__DATASET RECORDS__:

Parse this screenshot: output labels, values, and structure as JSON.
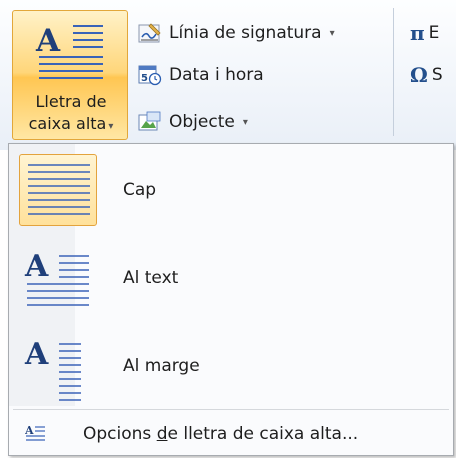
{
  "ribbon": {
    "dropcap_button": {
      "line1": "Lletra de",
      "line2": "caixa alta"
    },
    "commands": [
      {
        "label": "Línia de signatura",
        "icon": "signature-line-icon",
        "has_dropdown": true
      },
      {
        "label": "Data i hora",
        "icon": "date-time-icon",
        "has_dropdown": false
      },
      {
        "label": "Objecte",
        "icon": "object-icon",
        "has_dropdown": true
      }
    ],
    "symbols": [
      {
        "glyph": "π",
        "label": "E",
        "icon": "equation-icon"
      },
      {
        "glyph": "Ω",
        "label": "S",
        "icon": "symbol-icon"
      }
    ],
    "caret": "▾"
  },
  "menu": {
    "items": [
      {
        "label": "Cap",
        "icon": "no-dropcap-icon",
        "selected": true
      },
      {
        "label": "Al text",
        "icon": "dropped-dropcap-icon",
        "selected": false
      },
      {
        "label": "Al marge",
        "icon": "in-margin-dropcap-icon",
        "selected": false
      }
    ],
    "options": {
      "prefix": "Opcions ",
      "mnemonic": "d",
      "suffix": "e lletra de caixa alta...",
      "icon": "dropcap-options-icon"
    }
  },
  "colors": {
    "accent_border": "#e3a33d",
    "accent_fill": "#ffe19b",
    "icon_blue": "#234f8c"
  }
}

__PROBLEM REQUIREMENTS__: Omit pictures; set down the rest of the material word for word.

__REPLY TO THE EXERCISE__:
Parse this screenshot: output labels, values, and structure as JSON.
{
  "ribbon": {
    "dropcap_button": {
      "line1": "Lletra de",
      "line2": "caixa alta"
    },
    "commands": [
      {
        "label": "Línia de signatura",
        "icon": "signature-line-icon",
        "has_dropdown": true
      },
      {
        "label": "Data i hora",
        "icon": "date-time-icon",
        "has_dropdown": false
      },
      {
        "label": "Objecte",
        "icon": "object-icon",
        "has_dropdown": true
      }
    ],
    "symbols": [
      {
        "glyph": "π",
        "label": "E",
        "icon": "equation-icon"
      },
      {
        "glyph": "Ω",
        "label": "S",
        "icon": "symbol-icon"
      }
    ],
    "caret": "▾"
  },
  "menu": {
    "items": [
      {
        "label": "Cap",
        "icon": "no-dropcap-icon",
        "selected": true
      },
      {
        "label": "Al text",
        "icon": "dropped-dropcap-icon",
        "selected": false
      },
      {
        "label": "Al marge",
        "icon": "in-margin-dropcap-icon",
        "selected": false
      }
    ],
    "options": {
      "prefix": "Opcions ",
      "mnemonic": "d",
      "suffix": "e lletra de caixa alta...",
      "icon": "dropcap-options-icon"
    }
  },
  "colors": {
    "accent_border": "#e3a33d",
    "accent_fill": "#ffe19b",
    "icon_blue": "#234f8c"
  }
}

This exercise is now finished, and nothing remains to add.